Problem requirements: Please resume the piece about photographing a sex shop, picking up right after its final sentence.

Text provided:
• • •

One confided to me she worked in a shoe store part time, and she did that in a mall.

 

Others were equally uncolorful.

 

Photographing the employes would hardly have aided this photograph; there were no cigar chewing old men staring out at the browsers saying 'buy the magazines or get out' because there scarcely (or actually) were no magazines or they were in plastic if they were there.

 

And I kept within the strictures/it's rare not to be chased with cameras out of a 'sex shop' so I hewed the line and was thankful I got something I consider good.

 

Yes, it's sterile, but it's also meant to be sterile; that's part of the comment; such places are far from W A R M.

 

In fact, they're cold as ice, as is all commercial sex.

 

Nothing beats having a loved one hug you around the shoulders (or wherever) and the idea of a masked creature (mannequin, with a studded collar, restrained by a chain is meant to be sterile, and a blow-up doll, furthers the comment and that doll is bound behind its back, suspended from the air in front of a giant mural of an unnaturally beautiful, partially naked women.

• • •

Given records:
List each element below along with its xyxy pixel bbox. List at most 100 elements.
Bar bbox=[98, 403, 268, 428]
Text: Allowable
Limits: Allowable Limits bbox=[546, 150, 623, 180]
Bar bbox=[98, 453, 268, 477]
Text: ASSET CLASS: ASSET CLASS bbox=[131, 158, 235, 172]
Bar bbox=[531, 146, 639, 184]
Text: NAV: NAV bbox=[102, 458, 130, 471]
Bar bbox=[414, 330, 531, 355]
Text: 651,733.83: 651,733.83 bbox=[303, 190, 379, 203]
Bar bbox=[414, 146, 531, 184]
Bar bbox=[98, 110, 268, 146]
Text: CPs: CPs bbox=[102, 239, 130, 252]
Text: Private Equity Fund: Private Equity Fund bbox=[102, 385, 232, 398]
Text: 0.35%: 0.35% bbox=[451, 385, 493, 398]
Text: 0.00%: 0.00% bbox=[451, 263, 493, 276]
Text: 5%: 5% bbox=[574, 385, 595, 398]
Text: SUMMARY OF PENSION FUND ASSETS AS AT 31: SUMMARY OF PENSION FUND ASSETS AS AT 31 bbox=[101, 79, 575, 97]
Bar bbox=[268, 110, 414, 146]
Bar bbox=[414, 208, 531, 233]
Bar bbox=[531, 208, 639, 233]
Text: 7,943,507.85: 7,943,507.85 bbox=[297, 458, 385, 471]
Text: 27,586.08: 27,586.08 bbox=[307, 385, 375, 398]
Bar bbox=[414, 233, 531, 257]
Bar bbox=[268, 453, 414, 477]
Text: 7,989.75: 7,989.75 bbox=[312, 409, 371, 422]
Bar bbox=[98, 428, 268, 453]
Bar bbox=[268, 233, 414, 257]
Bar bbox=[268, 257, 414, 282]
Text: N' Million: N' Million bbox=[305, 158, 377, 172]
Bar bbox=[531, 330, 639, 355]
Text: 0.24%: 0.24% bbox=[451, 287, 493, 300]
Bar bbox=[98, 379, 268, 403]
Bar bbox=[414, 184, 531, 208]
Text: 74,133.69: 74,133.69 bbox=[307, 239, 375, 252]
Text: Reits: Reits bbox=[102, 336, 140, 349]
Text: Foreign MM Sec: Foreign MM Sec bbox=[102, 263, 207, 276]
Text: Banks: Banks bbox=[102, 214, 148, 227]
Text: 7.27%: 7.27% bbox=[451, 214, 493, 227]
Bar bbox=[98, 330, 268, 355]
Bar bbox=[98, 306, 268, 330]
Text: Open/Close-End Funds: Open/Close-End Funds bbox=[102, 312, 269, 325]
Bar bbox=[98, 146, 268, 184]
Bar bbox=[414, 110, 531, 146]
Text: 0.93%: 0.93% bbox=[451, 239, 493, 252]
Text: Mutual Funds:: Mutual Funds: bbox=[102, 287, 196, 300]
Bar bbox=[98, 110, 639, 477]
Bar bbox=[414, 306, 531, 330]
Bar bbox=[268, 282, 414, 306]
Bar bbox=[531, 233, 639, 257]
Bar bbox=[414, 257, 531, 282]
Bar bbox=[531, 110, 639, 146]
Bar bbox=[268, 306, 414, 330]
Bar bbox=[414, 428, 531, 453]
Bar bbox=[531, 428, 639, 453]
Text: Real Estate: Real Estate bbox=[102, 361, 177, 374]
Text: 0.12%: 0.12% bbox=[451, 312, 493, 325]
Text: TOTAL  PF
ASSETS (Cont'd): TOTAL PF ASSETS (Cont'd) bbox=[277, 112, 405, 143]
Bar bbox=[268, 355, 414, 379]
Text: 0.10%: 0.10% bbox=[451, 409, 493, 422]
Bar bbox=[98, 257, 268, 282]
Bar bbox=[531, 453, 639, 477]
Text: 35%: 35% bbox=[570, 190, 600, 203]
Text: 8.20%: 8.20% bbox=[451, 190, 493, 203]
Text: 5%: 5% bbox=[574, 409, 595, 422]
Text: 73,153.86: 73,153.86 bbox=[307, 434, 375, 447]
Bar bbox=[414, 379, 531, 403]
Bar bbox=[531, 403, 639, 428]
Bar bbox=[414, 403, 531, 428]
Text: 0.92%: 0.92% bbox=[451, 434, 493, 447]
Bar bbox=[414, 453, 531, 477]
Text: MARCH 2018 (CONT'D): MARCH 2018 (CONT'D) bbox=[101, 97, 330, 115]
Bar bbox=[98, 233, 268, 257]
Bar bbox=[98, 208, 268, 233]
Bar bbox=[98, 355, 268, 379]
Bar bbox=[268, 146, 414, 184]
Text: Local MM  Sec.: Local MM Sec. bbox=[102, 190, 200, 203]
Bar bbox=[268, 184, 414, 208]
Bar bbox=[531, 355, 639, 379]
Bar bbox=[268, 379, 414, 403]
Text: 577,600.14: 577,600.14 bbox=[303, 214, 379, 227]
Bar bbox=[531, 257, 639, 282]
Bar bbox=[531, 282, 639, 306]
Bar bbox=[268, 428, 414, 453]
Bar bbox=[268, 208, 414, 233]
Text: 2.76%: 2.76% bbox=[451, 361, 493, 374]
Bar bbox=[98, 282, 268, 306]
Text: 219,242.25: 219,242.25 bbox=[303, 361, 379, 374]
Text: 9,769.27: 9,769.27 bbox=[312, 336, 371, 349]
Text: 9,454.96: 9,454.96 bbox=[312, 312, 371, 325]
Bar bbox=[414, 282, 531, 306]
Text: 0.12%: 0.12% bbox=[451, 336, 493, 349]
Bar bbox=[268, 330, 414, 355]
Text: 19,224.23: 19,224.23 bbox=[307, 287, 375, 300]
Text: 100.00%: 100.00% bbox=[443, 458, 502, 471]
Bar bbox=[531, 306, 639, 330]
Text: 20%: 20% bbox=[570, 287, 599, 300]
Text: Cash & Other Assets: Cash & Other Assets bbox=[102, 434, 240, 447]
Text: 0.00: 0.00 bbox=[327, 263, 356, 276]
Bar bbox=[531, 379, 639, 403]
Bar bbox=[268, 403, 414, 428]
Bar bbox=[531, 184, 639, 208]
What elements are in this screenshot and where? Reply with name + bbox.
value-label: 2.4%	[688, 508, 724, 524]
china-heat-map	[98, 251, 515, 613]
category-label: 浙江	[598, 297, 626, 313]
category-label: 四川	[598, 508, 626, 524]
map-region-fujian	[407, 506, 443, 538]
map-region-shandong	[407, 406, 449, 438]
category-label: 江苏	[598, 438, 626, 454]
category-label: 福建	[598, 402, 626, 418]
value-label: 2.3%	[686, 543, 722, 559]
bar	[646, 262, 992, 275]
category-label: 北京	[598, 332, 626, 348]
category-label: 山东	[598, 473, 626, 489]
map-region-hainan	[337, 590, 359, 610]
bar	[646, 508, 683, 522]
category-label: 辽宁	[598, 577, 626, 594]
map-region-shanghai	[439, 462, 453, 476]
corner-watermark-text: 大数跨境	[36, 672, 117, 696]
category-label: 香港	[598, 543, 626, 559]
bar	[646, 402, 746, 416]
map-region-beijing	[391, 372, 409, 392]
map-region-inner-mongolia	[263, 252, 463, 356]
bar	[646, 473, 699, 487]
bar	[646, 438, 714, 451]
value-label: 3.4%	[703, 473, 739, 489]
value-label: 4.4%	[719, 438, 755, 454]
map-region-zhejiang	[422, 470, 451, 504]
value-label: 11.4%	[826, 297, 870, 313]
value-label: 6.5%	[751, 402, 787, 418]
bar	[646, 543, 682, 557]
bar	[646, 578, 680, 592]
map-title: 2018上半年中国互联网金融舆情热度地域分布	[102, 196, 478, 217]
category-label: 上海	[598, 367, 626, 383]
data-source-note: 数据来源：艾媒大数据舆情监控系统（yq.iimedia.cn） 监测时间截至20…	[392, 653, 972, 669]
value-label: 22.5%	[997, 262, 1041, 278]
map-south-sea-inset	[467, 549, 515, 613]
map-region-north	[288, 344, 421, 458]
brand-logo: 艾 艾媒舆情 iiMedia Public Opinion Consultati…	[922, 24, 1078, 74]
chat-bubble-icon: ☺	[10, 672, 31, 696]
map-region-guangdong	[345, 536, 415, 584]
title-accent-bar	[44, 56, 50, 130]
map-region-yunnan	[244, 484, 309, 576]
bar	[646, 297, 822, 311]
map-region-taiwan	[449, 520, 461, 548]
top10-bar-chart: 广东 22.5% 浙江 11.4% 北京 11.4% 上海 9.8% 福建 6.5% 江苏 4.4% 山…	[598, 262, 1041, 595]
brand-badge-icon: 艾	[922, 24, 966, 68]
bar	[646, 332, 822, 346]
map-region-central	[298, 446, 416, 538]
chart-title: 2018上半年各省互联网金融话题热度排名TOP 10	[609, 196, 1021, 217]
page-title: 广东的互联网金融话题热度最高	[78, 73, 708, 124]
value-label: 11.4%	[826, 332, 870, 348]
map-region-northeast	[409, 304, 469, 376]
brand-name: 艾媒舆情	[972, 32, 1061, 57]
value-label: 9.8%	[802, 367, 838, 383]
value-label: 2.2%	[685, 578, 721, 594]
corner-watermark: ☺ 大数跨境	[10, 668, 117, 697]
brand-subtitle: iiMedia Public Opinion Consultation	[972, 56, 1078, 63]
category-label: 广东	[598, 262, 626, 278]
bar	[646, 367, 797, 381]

• • •

The response:
 

It may not 'work' for you and YOU GOT THE PHOTO. IT WAS THE POINT OF THE PHOTO THAT however bold that this does not work for me either, but the display is simply posed for the few who enjoy the .alt lifestyle and to titillate the rest of us who do not.

 

If you find this abhorrent, so I do, and also repulsed, as blow-up dolls are not in my world view -- never have been, never will be, let alone suspended and bound.

 

Yes, it's sterile and by commenting on that, you have completely understood the photo; You get a prize. Would you like an inflatable doll?

 

With artificial parts?

 

It wasn't supposed to work for you (or me either). I just post 'em, not endorse 'em.

 

John (Crosley)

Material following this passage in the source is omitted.